Do this. Give every line of the material again, exactly as written.

Data extract.
::::::::
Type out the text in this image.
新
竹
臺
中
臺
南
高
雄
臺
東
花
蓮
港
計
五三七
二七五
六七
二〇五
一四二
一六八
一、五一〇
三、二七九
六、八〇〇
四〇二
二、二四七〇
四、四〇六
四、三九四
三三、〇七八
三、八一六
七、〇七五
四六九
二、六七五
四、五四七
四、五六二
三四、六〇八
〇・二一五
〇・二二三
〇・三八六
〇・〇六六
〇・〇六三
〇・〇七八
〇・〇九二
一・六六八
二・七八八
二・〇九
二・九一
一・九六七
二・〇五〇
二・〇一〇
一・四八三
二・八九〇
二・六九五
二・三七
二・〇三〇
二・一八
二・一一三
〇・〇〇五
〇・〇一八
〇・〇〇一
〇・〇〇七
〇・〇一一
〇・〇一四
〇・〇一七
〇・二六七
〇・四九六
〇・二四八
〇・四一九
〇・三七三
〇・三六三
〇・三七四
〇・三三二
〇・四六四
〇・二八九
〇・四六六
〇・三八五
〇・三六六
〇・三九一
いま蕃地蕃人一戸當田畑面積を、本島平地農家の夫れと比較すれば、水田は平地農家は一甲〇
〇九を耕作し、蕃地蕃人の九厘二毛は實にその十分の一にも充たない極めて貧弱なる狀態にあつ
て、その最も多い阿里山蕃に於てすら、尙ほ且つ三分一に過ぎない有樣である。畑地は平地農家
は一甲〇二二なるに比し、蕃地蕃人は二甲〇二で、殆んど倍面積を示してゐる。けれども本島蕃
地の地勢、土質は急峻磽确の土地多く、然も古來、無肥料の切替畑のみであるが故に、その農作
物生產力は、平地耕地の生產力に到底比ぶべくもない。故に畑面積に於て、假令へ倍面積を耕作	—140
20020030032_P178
::::::::
Complete output.
Type out the text in this image.
新
竹
臺
中
臺
南
高
雄
臺
東
花
蓮
港
計
五三七
二七五
六七
二〇五
一四二
一六八
一、五一〇
三、二七九
六、八〇〇
四〇二
二、二四七〇
四、四〇六
四、三九四
三三、〇七八
三、八一六
七、〇七五
四六九
二、六七五
四、五四七
四、五六二
三四、六〇八
〇・二一五
〇・二二三
〇・三八六
〇・〇六六
〇・〇六三
〇・〇七八
〇・〇九二
一・六六八
二・七八八
二・〇九
二・九一
一・九六七
二・〇五〇
二・〇一〇
一・四八三
二・八九〇
二・六九五
二・三七
二・〇三〇
二・一八
二・一一三
〇・〇〇五
〇・〇一八
〇・〇〇一
〇・〇〇七
〇・〇一一
〇・〇一四
〇・〇一七
〇・二六七
〇・四九六
〇・二四八
〇・四一九
〇・三七三
〇・三六三
〇・三七四
〇・三三二
〇・四六四
〇・二八九
〇・四六六
〇・三八五
〇・三六六
〇・三九一
いま蕃地蕃人一戸當田畑面積を、本島平地農家の夫れと比較すれば、水田は平地農家は一甲〇
〇九を耕作し、蕃地蕃人の九厘二毛は實にその十分の一にも充たない極めて貧弱なる狀態にあつ
て、その最も多い阿里山蕃に於てすら、尙ほ且つ三分一に過ぎない有樣である。畑地は平地農家
は一甲〇二二なるに比し、蕃地蕃人は二甲〇二で、殆んど倍面積を示してゐる。けれども本島蕃
地の地勢、土質は急峻磽确の土地多く、然も古來、無肥料の切替畑のみであるが故に、その農作
物生產力は、平地耕地の生產力に到底比ぶべくもない。故に畑面積に於て、假令へ倍面積を耕作	—140
20020030032_P178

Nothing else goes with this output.